-- What needs to be done --
Your task is to transcribe all of the data below exactly, omitting the images.

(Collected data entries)
....
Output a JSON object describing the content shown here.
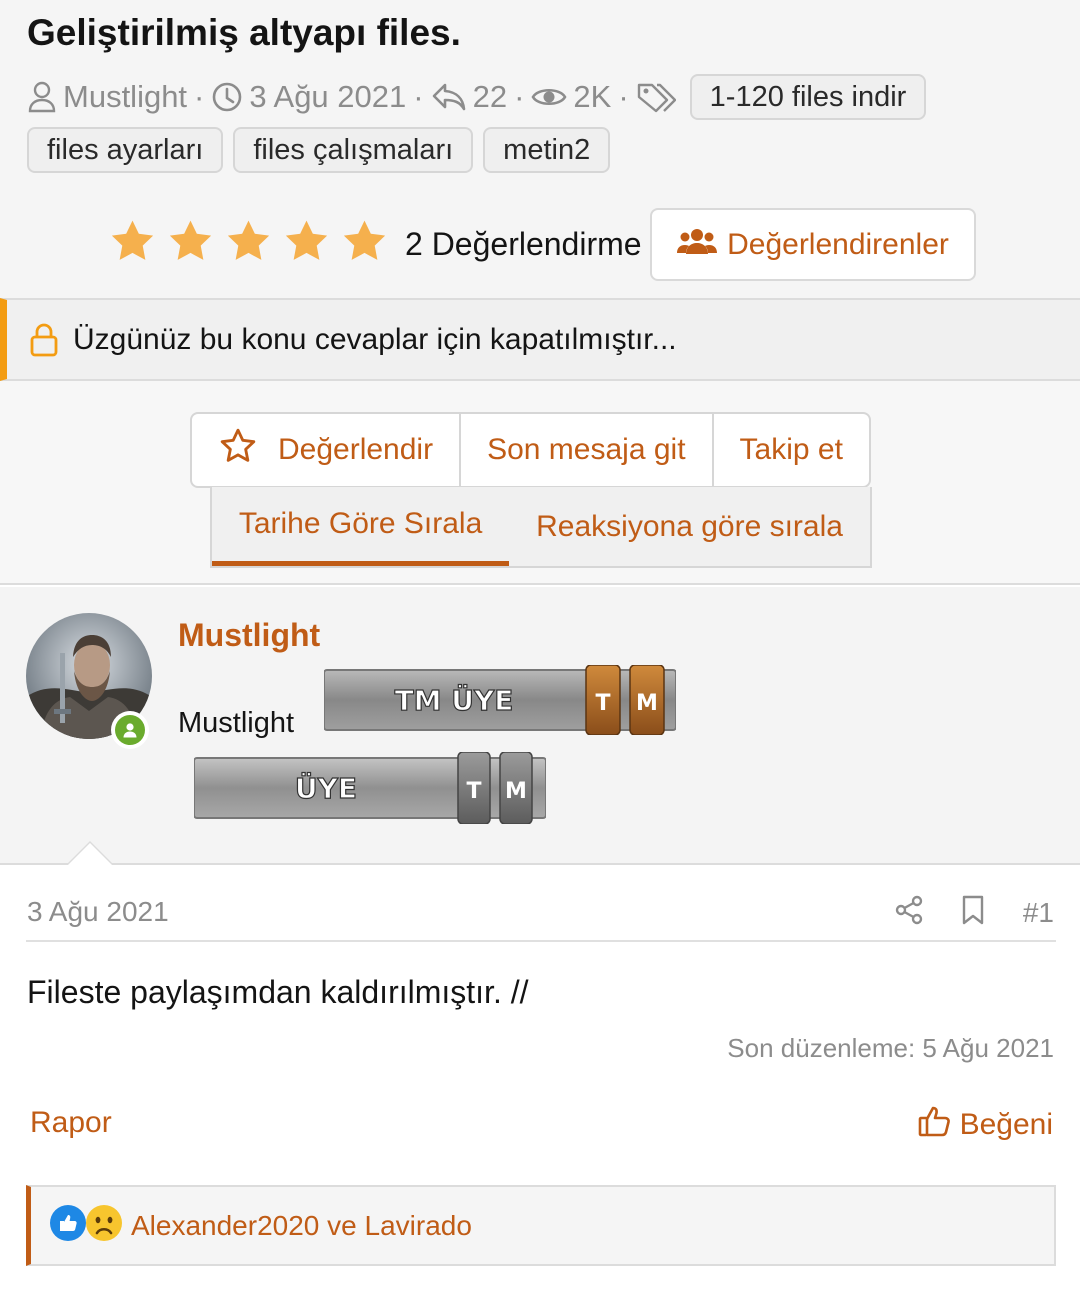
{
  "thread": {
    "title": "Geliştirilmiş altyapı files.",
    "author": "Mustlight",
    "date": "3 Ağu 2021",
    "replies": "22",
    "views": "2K",
    "tags": [
      "1-120 files indir",
      "files ayarları",
      "files çalışmaları",
      "metin2"
    ]
  },
  "rating": {
    "stars": 5,
    "max": 5,
    "count_label": "2 Değerlendirme",
    "raters_button": "Değerlendirenler"
  },
  "notice": {
    "locked_text": "Üzgünüz bu konu cevaplar için kapatılmıştır..."
  },
  "actions": {
    "rate": "Değerlendir",
    "last_post": "Son mesaja git",
    "follow": "Takip et"
  },
  "sort": {
    "by_date": "Tarihe Göre Sırala",
    "by_reaction": "Reaksiyona göre sırala",
    "active": "by_date"
  },
  "post": {
    "author": "Mustlight",
    "user_title": "Mustlight",
    "banners": [
      {
        "text": "TM ÜYE",
        "badges": [
          "T",
          "M"
        ]
      },
      {
        "text": "ÜYE",
        "badges": [
          "T",
          "M"
        ]
      }
    ],
    "date": "3 Ağu 2021",
    "number": "#1",
    "body": "Fileste paylaşımdan kaldırılmıştır. //",
    "edited": "Son düzenleme: 5 Ağu 2021",
    "report": "Rapor",
    "like": "Beğeni",
    "reactions_by": "Alexander2020 ve Lavirado"
  },
  "colors": {
    "accent": "#c05c16",
    "star": "#f5b04d",
    "lock": "#f39c12",
    "online": "#6aab2d"
  },
  "icons": [
    "user-icon",
    "clock-icon",
    "reply-icon",
    "eye-icon",
    "tags-icon",
    "star-icon",
    "users-icon",
    "lock-icon",
    "star-outline-icon",
    "share-icon",
    "bookmark-icon",
    "thumbs-up-icon",
    "like-reaction-icon",
    "sad-reaction-icon"
  ]
}
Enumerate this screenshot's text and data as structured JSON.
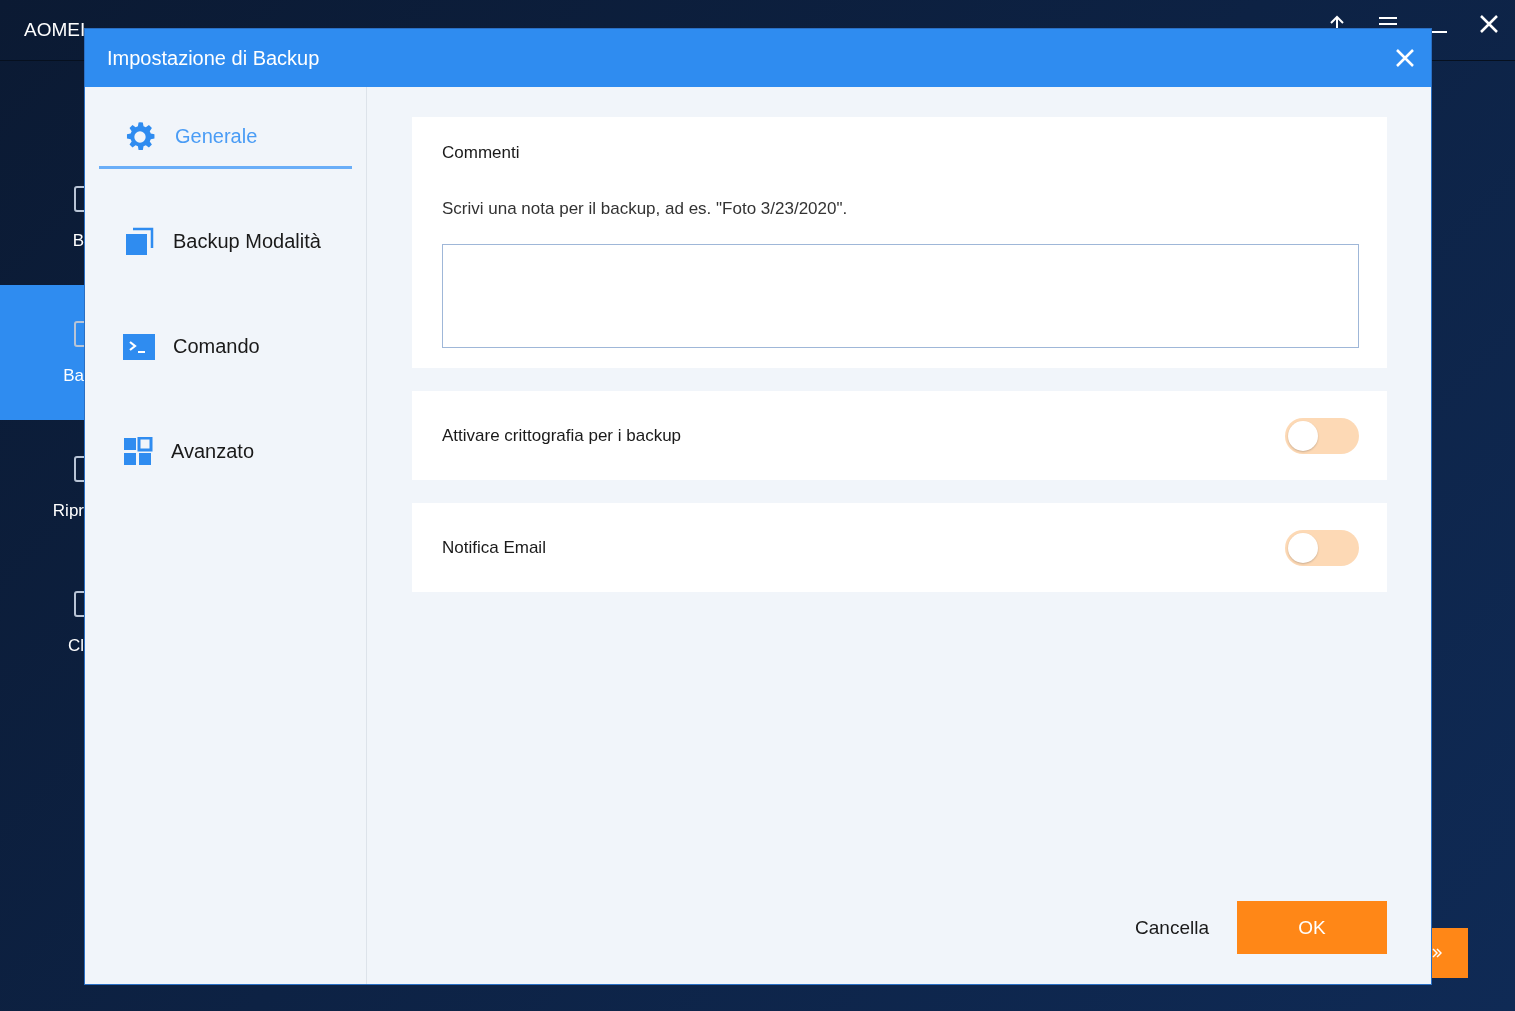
{
  "app": {
    "title": "AOMEI",
    "nav": [
      {
        "label": "B",
        "selected": false
      },
      {
        "label": "Ba",
        "selected": true
      },
      {
        "label": "Ripr",
        "selected": false
      },
      {
        "label": "Cl",
        "selected": false
      }
    ]
  },
  "dialog": {
    "title": "Impostazione di Backup",
    "sidebar": [
      {
        "label": "Generale",
        "kind": "gear",
        "selected": true
      },
      {
        "label": "Backup Modalità",
        "kind": "copy",
        "selected": false
      },
      {
        "label": "Comando",
        "kind": "terminal",
        "selected": false
      },
      {
        "label": "Avanzato",
        "kind": "grid",
        "selected": false
      }
    ],
    "comments": {
      "heading": "Commenti",
      "hint": "Scrivi una nota per il backup, ad es. \"Foto 3/23/2020\"."
    },
    "toggles": [
      {
        "label": "Attivare crittografia per i backup",
        "on": false
      },
      {
        "label": "Notifica Email",
        "on": false
      }
    ],
    "buttons": {
      "cancel": "Cancella",
      "ok": "OK"
    }
  }
}
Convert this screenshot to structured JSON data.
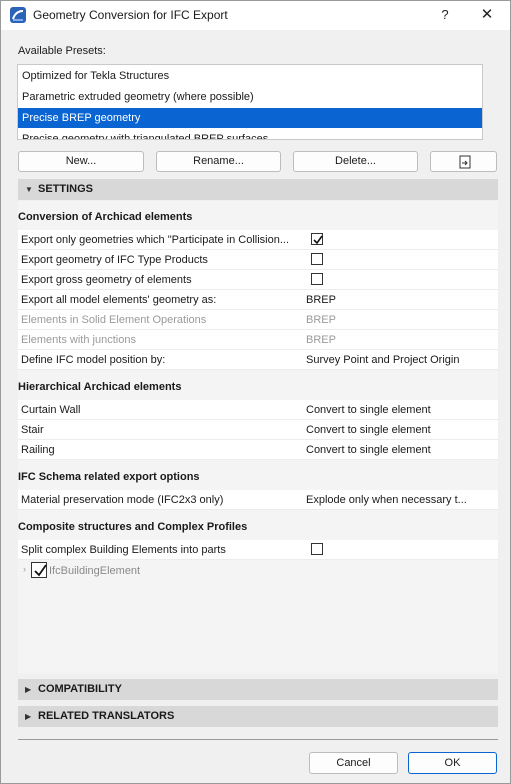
{
  "window": {
    "title": "Geometry Conversion for IFC Export",
    "help": "?",
    "close": "✕"
  },
  "presets": {
    "label": "Available Presets:",
    "items": [
      {
        "label": "Optimized for Tekla Structures",
        "selected": false
      },
      {
        "label": "Parametric extruded geometry (where possible)",
        "selected": false
      },
      {
        "label": "Precise BREP geometry",
        "selected": true
      },
      {
        "label": "Precise geometry with triangulated BREP surfaces",
        "selected": false
      }
    ]
  },
  "buttons": {
    "new": "New...",
    "rename": "Rename...",
    "delete": "Delete...",
    "export_icon": "export-preset-icon"
  },
  "sections": {
    "settings": "SETTINGS",
    "compatibility": "COMPATIBILITY",
    "related": "RELATED TRANSLATORS"
  },
  "groups": {
    "conversion": {
      "title": "Conversion of Archicad elements",
      "rows": [
        {
          "name": "Export only geometries which \"Participate in Collision...",
          "value": "",
          "checkbox": true,
          "checked": true,
          "disabled": false
        },
        {
          "name": "Export geometry of IFC Type Products",
          "value": "",
          "checkbox": true,
          "checked": false,
          "disabled": false
        },
        {
          "name": "Export gross geometry of elements",
          "value": "",
          "checkbox": true,
          "checked": false,
          "disabled": false
        },
        {
          "name": "Export all model elements' geometry as:",
          "value": "BREP",
          "checkbox": false,
          "disabled": false
        },
        {
          "name": "Elements in Solid Element Operations",
          "value": "BREP",
          "checkbox": false,
          "disabled": true
        },
        {
          "name": "Elements with junctions",
          "value": "BREP",
          "checkbox": false,
          "disabled": true
        },
        {
          "name": "Define IFC model position by:",
          "value": "Survey Point and Project Origin",
          "checkbox": false,
          "disabled": false
        }
      ]
    },
    "hierarchical": {
      "title": "Hierarchical Archicad elements",
      "rows": [
        {
          "name": "Curtain Wall",
          "value": "Convert to single element"
        },
        {
          "name": "Stair",
          "value": "Convert to single element"
        },
        {
          "name": "Railing",
          "value": "Convert to single element"
        }
      ]
    },
    "schema": {
      "title": "IFC Schema related export options",
      "rows": [
        {
          "name": "Material preservation mode (IFC2x3 only)",
          "value": "Explode only when necessary t..."
        }
      ]
    },
    "composite": {
      "title": "Composite structures and Complex Profiles",
      "rows": [
        {
          "name": "Split complex Building Elements into parts",
          "checkbox": true,
          "checked": false
        }
      ],
      "tree_item": {
        "label": "IfcBuildingElement",
        "checked": true
      }
    }
  },
  "footer": {
    "cancel": "Cancel",
    "ok": "OK"
  },
  "colors": {
    "selection": "#0a64d2",
    "section_header": "#d8d8d8",
    "disabled_text": "#9a9a9a"
  }
}
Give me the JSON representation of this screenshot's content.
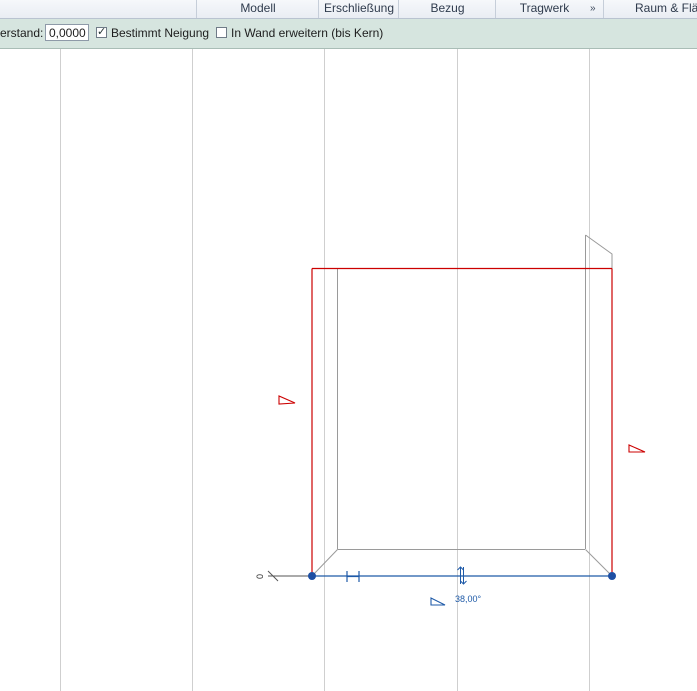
{
  "ribbon_tabs": [
    {
      "label": "Modell"
    },
    {
      "label": "Erschließung"
    },
    {
      "label": "Bezug"
    },
    {
      "label": "Tragwerk"
    },
    {
      "label": "Raum & Flä"
    }
  ],
  "ribbon_more_glyph": "»",
  "options_bar": {
    "overhang_label": "erstand:",
    "overhang_value": "0,0000",
    "defines_slope_label": "Bestimmt Neigung",
    "defines_slope_checked": true,
    "extend_into_wall_label": "In Wand erweitern (bis Kern)",
    "extend_into_wall_checked": false
  },
  "canvas": {
    "slope_angle": "38,00°",
    "zero_marker": "0",
    "colors": {
      "sketch_line": "#cc0000",
      "selected_line": "#1e5aa8",
      "grid_line": "#cfcfcf",
      "model_line": "#9a9a9a"
    }
  }
}
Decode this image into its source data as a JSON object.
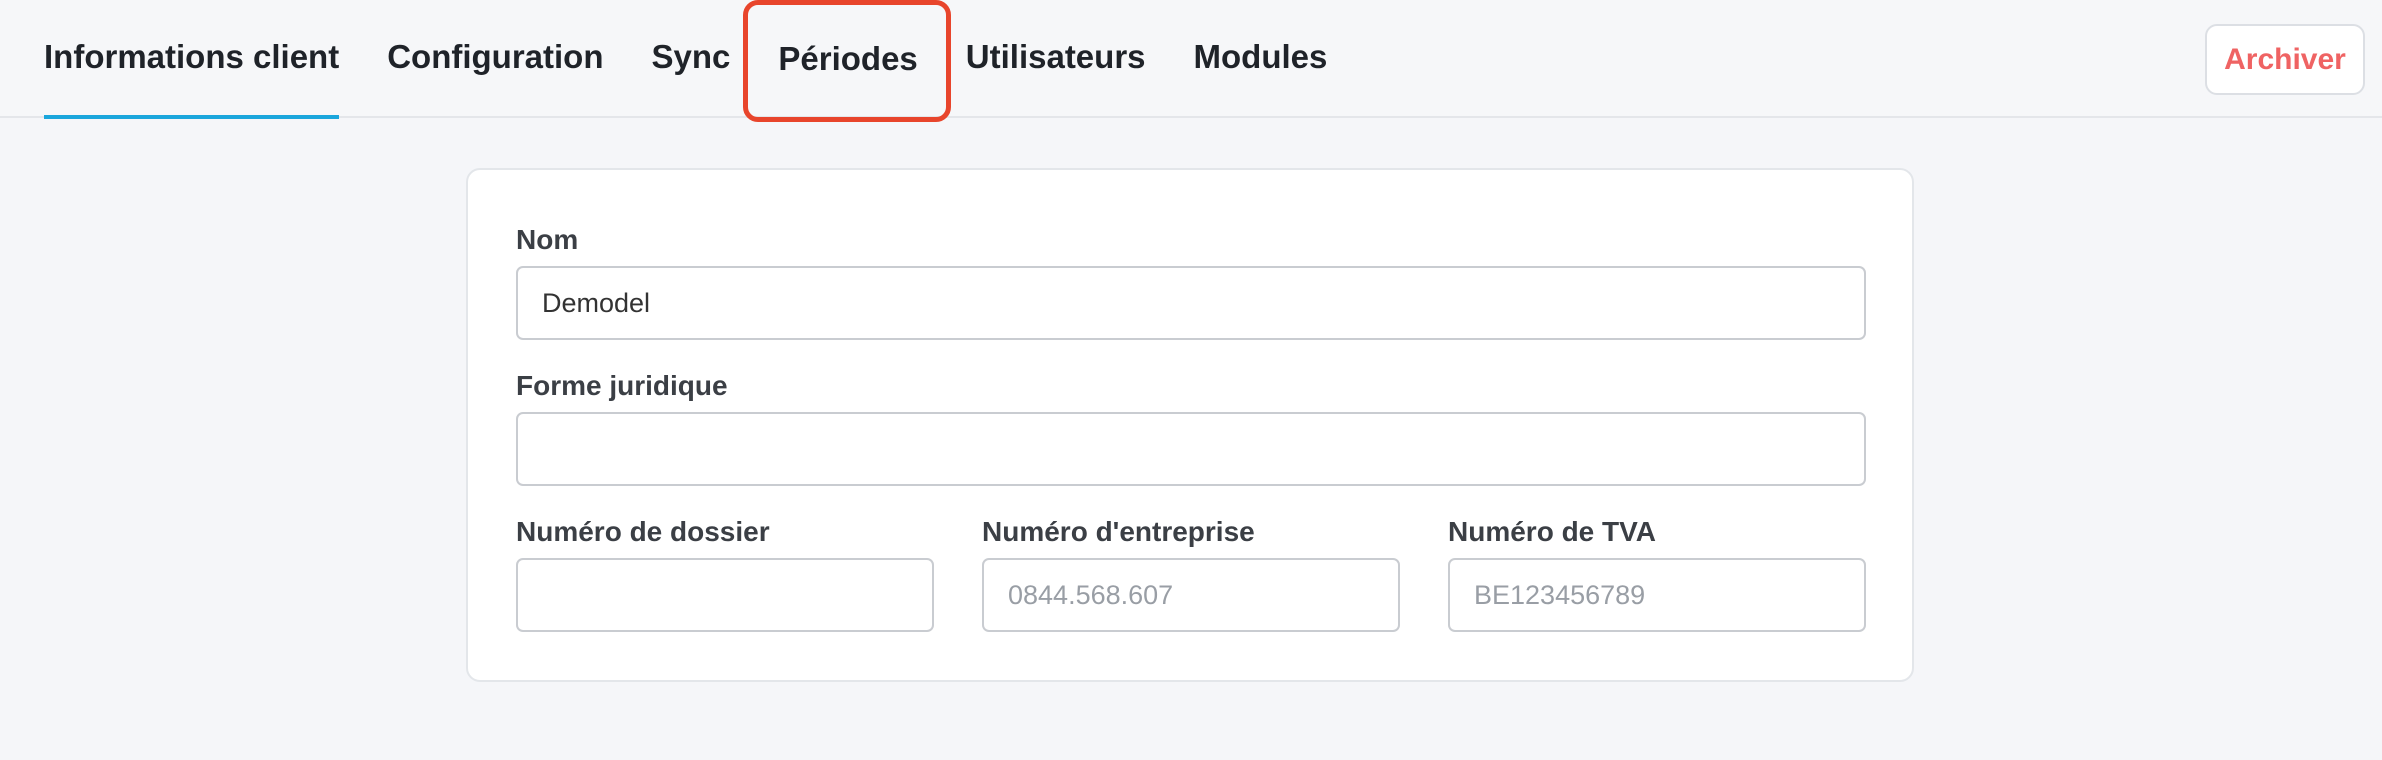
....
-- Response --
Output a JSON object describing the content shown here.
{
  "thread": {
    "title": "Geliştirilmiş altyapı files.",
    "author": "Mustlight",
    "date": "3 Ağu 2021",
    "replies": "22",
    "views": "2K",
    "tags": [
      "1-120 files indir",
      "files ayarları",
      "files çalışmaları",
      "metin2"
    ]
  },
  "rating": {
    "stars": 5,
    "max": 5,
    "count_label": "2 Değerlendirme",
    "raters_button": "Değerlendirenler"
  },
  "notice": {
    "locked_text": "Üzgünüz bu konu cevaplar için kapatılmıştır..."
  },
  "actions": {
    "rate": "Değerlendir",
    "last_post": "Son mesaja git",
    "follow": "Takip et"
  },
  "sort": {
    "by_date": "Tarihe Göre Sırala",
    "by_reaction": "Reaksiyona göre sırala",
    "active": "by_date"
  },
  "post": {
    "author": "Mustlight",
    "user_title": "Mustlight",
    "banners": [
      {
        "text": "TM ÜYE",
        "badges": [
          "T",
          "M"
        ]
      },
      {
        "text": "ÜYE",
        "badges": [
          "T",
          "M"
        ]
      }
    ],
    "date": "3 Ağu 2021",
    "number": "#1",
    "body": "Fileste paylaşımdan kaldırılmıştır. //",
    "edited": "Son düzenleme: 5 Ağu 2021",
    "report": "Rapor",
    "like": "Beğeni",
    "reactions_by": "Alexander2020 ve Lavirado"
  },
  "colors": {
    "accent": "#c05c16",
    "star": "#f5b04d",
    "lock": "#f39c12",
    "online": "#6aab2d"
  },
  "icons": [
    "user-icon",
    "clock-icon",
    "reply-icon",
    "eye-icon",
    "tags-icon",
    "star-icon",
    "users-icon",
    "lock-icon",
    "star-outline-icon",
    "share-icon",
    "bookmark-icon",
    "thumbs-up-icon",
    "like-reaction-icon",
    "sad-reaction-icon"
  ]
}
Enumerate this screenshot's text and data as structured JSON.
{
  "app": {
    "title": "AOMEI",
    "nav": [
      {
        "label": "B",
        "selected": false
      },
      {
        "label": "Ba",
        "selected": true
      },
      {
        "label": "Ripr",
        "selected": false
      },
      {
        "label": "Cl",
        "selected": false
      }
    ]
  },
  "dialog": {
    "title": "Impostazione di Backup",
    "sidebar": [
      {
        "label": "Generale",
        "kind": "gear",
        "selected": true
      },
      {
        "label": "Backup Modalità",
        "kind": "copy",
        "selected": false
      },
      {
        "label": "Comando",
        "kind": "terminal",
        "selected": false
      },
      {
        "label": "Avanzato",
        "kind": "grid",
        "selected": false
      }
    ],
    "comments": {
      "heading": "Commenti",
      "hint": "Scrivi una nota per il backup, ad es. \"Foto 3/23/2020\"."
    },
    "toggles": [
      {
        "label": "Attivare crittografia per i backup",
        "on": false
      },
      {
        "label": "Notifica Email",
        "on": false
      }
    ],
    "buttons": {
      "cancel": "Cancella",
      "ok": "OK"
    }
  }
}
Convert this screenshot to structured JSON data.
{
  "window": {
    "title": "Geometry Conversion for IFC Export",
    "help": "?",
    "close": "✕"
  },
  "presets": {
    "label": "Available Presets:",
    "items": [
      {
        "label": "Optimized for Tekla Structures",
        "selected": false
      },
      {
        "label": "Parametric extruded geometry (where possible)",
        "selected": false
      },
      {
        "label": "Precise BREP geometry",
        "selected": true
      },
      {
        "label": "Precise geometry with triangulated BREP surfaces",
        "selected": false
      }
    ]
  },
  "buttons": {
    "new": "New...",
    "rename": "Rename...",
    "delete": "Delete...",
    "export_icon": "export-preset-icon"
  },
  "sections": {
    "settings": "SETTINGS",
    "compatibility": "COMPATIBILITY",
    "related": "RELATED TRANSLATORS"
  },
  "groups": {
    "conversion": {
      "title": "Conversion of Archicad elements",
      "rows": [
        {
          "name": "Export only geometries which \"Participate in Collision...",
          "value": "",
          "checkbox": true,
          "checked": true,
          "disabled": false
        },
        {
          "name": "Export geometry of IFC Type Products",
          "value": "",
          "checkbox": true,
          "checked": false,
          "disabled": false
        },
        {
          "name": "Export gross geometry of elements",
          "value": "",
          "checkbox": true,
          "checked": false,
          "disabled": false
        },
        {
          "name": "Export all model elements' geometry as:",
          "value": "BREP",
          "checkbox": false,
          "disabled": false
        },
        {
          "name": "Elements in Solid Element Operations",
          "value": "BREP",
          "checkbox": false,
          "disabled": true
        },
        {
          "name": "Elements with junctions",
          "value": "BREP",
          "checkbox": false,
          "disabled": true
        },
        {
          "name": "Define IFC model position by:",
          "value": "Survey Point and Project Origin",
          "checkbox": false,
          "disabled": false
        }
      ]
    },
    "hierarchical": {
      "title": "Hierarchical Archicad elements",
      "rows": [
        {
          "name": "Curtain Wall",
          "value": "Convert to single element"
        },
        {
          "name": "Stair",
          "value": "Convert to single element"
        },
        {
          "name": "Railing",
          "value": "Convert to single element"
        }
      ]
    },
    "schema": {
      "title": "IFC Schema related export options",
      "rows": [
        {
          "name": "Material preservation mode (IFC2x3 only)",
          "value": "Explode only when necessary t..."
        }
      ]
    },
    "composite": {
      "title": "Composite structures and Complex Profiles",
      "rows": [
        {
          "name": "Split complex Building Elements into parts",
          "checkbox": true,
          "checked": false
        }
      ],
      "tree_item": {
        "label": "IfcBuildingElement",
        "checked": true
      }
    }
  },
  "footer": {
    "cancel": "Cancel",
    "ok": "OK"
  },
  "colors": {
    "selection": "#0a64d2",
    "section_header": "#d8d8d8",
    "disabled_text": "#9a9a9a"
  }
}
Give me the JSON representation of this screenshot's content.
{
  "ribbon_tabs": [
    {
      "label": "Modell"
    },
    {
      "label": "Erschließung"
    },
    {
      "label": "Bezug"
    },
    {
      "label": "Tragwerk"
    },
    {
      "label": "Raum & Flä"
    }
  ],
  "ribbon_more_glyph": "»",
  "options_bar": {
    "overhang_label": "erstand:",
    "overhang_value": "0,0000",
    "defines_slope_label": "Bestimmt Neigung",
    "defines_slope_checked": true,
    "extend_into_wall_label": "In Wand erweitern (bis Kern)",
    "extend_into_wall_checked": false
  },
  "canvas": {
    "slope_angle": "38,00°",
    "zero_marker": "0",
    "colors": {
      "sketch_line": "#cc0000",
      "selected_line": "#1e5aa8",
      "grid_line": "#cfcfcf",
      "model_line": "#9a9a9a"
    }
  }
}
Decode this image into its source data as a JSON object.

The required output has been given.